• _Given task_: Collect from the data below each line with "pelos".

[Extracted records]
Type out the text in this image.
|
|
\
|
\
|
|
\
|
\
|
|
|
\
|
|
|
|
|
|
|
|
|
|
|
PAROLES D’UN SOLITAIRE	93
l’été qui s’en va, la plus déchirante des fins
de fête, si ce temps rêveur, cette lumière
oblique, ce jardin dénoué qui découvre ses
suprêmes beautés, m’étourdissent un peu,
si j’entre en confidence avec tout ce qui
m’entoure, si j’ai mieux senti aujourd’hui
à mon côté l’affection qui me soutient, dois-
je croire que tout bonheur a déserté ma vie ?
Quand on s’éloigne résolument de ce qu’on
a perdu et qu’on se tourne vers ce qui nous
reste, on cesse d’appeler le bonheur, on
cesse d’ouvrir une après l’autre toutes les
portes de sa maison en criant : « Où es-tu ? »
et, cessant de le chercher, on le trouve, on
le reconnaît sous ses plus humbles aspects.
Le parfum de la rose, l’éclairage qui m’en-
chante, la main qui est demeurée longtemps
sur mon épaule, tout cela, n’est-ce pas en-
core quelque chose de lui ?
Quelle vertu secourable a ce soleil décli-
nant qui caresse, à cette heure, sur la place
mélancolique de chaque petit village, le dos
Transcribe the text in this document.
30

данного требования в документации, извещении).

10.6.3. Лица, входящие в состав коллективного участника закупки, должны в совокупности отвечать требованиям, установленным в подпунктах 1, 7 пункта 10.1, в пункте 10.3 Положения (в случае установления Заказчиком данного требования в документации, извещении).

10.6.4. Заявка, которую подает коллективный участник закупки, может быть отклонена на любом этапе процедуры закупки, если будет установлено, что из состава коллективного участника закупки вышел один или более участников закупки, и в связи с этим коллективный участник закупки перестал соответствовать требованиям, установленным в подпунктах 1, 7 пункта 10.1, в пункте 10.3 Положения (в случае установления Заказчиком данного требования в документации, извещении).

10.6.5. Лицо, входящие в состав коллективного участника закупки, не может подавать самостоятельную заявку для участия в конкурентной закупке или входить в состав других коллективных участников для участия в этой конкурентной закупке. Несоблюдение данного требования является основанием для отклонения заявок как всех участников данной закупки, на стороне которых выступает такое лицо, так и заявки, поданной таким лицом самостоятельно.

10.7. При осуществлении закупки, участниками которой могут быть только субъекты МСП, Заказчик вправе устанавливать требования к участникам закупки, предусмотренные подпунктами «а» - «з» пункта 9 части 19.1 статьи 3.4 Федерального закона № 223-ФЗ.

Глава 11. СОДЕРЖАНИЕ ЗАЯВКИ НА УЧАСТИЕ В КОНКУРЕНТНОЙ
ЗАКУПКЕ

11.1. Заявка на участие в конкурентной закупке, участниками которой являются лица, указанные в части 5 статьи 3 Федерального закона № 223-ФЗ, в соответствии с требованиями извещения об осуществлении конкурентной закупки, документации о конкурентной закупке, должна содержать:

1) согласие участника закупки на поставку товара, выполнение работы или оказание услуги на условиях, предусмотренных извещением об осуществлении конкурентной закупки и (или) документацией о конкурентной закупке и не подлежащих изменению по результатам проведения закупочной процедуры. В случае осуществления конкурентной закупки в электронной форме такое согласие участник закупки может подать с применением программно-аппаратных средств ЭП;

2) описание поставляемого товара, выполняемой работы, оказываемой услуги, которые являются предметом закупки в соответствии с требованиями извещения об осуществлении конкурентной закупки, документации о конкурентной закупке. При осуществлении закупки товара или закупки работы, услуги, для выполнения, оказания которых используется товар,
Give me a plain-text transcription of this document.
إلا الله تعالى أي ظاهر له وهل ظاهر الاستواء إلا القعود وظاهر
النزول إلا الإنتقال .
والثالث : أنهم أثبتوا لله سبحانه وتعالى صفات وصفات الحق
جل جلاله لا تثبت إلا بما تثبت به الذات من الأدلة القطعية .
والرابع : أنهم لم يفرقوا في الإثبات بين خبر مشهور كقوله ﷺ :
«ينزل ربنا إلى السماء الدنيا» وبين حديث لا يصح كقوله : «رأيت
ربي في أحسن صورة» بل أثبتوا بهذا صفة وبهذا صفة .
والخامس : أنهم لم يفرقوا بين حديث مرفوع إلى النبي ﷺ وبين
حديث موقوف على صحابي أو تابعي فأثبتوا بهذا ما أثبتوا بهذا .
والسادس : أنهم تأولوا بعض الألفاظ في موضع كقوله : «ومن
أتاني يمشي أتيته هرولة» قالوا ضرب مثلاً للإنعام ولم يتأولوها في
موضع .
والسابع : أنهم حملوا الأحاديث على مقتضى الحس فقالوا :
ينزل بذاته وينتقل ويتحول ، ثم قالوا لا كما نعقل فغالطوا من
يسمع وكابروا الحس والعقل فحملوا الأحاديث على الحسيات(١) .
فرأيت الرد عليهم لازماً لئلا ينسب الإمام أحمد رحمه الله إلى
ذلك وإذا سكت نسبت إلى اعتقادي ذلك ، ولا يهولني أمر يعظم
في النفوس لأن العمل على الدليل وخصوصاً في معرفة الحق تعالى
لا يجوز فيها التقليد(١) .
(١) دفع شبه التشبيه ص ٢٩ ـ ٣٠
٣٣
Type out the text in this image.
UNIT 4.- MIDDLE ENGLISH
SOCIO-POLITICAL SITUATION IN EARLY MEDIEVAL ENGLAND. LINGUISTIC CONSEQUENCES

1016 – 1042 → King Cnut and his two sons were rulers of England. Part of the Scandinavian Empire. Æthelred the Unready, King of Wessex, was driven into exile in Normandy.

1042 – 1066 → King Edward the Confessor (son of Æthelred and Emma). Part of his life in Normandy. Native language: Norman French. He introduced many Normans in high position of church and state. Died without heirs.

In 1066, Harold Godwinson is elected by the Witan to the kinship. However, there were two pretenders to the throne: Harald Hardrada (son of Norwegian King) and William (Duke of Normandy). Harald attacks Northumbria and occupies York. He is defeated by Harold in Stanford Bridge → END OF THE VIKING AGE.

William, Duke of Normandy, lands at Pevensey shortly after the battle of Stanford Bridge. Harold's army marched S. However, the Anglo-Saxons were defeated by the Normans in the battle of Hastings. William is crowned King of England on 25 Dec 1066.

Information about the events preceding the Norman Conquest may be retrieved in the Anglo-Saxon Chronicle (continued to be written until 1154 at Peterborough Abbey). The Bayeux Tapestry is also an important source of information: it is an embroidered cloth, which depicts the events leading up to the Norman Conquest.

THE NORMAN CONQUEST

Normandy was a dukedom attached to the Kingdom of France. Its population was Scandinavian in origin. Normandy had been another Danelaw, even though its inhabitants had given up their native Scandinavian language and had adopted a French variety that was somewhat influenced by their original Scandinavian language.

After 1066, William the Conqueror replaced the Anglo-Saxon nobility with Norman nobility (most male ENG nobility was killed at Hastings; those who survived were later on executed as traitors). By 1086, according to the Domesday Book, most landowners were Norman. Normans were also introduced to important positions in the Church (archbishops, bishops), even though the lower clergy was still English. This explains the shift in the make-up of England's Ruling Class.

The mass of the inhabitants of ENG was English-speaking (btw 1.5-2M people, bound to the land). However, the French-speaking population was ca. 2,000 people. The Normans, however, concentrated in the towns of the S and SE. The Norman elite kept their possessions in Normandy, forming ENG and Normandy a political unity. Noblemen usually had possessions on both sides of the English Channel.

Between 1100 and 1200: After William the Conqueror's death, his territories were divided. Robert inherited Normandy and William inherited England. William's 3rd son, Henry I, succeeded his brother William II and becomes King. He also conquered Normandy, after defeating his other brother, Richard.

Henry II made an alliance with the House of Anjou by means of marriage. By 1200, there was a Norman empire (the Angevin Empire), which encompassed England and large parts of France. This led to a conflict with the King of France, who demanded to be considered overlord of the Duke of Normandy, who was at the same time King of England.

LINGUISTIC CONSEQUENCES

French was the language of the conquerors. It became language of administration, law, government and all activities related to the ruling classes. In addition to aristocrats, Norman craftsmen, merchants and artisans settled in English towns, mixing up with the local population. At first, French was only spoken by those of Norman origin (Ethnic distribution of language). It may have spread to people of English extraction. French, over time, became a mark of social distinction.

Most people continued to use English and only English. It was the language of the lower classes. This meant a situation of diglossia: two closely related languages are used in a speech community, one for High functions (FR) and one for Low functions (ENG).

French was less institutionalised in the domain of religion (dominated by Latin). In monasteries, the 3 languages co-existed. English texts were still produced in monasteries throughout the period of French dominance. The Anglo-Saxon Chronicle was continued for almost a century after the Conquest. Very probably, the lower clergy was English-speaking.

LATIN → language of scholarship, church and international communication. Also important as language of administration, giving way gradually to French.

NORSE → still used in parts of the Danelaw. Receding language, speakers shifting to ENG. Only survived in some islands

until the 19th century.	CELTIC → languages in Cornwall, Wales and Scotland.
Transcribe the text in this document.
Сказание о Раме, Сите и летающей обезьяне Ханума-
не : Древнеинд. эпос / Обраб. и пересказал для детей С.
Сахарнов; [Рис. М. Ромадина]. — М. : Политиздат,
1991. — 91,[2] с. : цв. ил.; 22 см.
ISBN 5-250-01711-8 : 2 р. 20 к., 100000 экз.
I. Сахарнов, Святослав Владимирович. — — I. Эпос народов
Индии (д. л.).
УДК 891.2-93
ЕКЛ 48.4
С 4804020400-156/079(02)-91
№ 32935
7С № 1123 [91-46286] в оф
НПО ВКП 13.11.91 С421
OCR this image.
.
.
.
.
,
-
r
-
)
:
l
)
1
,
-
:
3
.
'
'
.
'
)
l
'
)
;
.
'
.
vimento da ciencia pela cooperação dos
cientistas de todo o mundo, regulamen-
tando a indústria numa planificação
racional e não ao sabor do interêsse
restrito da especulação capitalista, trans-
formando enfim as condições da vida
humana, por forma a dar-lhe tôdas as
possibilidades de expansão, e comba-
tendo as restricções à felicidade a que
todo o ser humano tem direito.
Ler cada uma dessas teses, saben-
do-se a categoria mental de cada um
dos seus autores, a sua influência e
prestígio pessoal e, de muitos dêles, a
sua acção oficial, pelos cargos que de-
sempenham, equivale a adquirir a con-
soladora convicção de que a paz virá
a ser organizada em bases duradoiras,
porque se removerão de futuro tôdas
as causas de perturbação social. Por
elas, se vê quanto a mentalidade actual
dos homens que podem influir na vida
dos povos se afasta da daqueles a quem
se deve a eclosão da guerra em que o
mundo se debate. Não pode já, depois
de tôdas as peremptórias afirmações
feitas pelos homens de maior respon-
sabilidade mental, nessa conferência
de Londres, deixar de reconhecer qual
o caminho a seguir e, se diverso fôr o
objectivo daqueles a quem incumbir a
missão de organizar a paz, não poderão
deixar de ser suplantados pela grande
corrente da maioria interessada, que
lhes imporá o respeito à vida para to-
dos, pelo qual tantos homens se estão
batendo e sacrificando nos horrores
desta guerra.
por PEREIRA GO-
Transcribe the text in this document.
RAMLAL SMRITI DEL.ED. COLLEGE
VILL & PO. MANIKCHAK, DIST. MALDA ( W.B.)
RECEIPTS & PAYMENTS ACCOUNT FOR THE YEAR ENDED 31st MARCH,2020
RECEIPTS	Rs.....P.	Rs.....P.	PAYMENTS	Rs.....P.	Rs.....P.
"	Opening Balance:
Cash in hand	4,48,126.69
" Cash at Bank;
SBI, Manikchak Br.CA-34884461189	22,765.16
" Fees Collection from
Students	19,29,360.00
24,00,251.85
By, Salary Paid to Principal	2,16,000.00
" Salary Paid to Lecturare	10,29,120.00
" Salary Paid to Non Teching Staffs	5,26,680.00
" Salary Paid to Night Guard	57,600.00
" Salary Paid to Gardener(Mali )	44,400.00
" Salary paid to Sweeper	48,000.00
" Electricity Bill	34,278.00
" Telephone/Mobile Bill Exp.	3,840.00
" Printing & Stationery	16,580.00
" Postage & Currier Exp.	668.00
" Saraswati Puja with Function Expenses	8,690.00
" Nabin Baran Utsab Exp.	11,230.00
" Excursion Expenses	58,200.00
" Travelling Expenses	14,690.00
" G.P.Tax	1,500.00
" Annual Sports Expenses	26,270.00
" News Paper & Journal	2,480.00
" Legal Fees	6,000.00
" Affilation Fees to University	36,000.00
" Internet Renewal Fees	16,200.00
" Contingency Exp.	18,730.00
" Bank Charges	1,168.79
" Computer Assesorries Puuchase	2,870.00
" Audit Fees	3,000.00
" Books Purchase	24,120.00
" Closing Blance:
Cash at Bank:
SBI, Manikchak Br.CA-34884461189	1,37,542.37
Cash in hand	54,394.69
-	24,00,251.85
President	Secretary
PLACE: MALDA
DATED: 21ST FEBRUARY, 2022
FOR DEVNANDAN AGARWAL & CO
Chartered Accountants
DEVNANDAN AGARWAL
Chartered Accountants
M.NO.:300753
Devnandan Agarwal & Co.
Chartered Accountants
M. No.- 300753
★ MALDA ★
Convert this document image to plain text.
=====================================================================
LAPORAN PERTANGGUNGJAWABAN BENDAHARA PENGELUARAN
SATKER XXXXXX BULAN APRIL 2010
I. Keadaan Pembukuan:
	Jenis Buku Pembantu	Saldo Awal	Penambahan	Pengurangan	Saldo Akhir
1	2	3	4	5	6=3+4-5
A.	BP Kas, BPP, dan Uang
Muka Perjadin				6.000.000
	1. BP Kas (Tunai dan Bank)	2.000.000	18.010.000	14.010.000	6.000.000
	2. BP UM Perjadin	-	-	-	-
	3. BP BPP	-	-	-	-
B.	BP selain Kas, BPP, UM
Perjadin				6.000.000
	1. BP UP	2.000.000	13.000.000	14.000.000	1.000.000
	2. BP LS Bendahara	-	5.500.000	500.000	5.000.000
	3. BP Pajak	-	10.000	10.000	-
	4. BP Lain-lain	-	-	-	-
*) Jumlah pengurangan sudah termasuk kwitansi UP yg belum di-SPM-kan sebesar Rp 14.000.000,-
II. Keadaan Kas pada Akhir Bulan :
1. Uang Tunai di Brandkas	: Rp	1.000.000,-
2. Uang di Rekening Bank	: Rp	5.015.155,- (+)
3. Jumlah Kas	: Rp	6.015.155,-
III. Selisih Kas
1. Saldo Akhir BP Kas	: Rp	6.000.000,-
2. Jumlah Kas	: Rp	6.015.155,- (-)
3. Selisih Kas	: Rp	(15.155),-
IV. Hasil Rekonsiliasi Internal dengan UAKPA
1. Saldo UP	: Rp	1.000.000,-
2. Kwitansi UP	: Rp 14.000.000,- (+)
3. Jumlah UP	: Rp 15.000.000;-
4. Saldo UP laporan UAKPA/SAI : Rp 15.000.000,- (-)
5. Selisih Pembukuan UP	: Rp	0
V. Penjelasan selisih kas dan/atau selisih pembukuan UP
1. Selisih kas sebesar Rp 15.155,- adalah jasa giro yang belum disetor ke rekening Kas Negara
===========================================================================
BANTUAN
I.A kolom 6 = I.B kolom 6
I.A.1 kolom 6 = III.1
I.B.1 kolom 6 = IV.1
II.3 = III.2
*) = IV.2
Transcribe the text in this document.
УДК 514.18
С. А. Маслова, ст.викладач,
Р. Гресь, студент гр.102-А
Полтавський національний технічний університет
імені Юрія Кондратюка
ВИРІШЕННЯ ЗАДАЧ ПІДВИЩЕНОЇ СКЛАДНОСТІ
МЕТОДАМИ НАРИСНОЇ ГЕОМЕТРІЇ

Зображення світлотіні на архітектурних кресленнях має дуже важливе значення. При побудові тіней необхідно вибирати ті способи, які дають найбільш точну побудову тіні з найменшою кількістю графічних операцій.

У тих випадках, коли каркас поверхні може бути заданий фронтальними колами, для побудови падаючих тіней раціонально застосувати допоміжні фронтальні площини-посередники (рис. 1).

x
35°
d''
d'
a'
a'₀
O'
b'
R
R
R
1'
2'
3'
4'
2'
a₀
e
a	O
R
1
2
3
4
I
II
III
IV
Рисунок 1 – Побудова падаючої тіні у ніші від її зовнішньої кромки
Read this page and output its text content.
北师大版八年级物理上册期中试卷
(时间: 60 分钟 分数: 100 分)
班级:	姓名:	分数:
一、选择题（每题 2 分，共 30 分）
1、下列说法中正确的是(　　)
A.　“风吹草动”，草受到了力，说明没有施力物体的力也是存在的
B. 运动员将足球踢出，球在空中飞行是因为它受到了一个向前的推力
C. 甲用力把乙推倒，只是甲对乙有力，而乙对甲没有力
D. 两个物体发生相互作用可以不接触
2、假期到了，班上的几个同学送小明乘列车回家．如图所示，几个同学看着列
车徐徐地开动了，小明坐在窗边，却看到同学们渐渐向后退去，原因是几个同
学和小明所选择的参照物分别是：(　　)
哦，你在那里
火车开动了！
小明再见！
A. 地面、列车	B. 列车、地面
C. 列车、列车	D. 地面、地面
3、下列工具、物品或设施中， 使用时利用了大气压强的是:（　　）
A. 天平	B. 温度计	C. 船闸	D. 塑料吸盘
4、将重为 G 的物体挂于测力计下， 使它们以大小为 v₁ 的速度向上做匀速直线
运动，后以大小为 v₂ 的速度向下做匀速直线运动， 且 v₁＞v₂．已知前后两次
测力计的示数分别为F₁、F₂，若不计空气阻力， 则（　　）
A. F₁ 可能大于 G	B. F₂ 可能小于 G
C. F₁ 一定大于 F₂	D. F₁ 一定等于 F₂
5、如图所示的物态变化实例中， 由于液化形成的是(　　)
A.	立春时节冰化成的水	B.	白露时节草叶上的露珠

• _Worked solution_:
sua acção oficial, pelos cargos que de-
feitas pelos homens de maior respon-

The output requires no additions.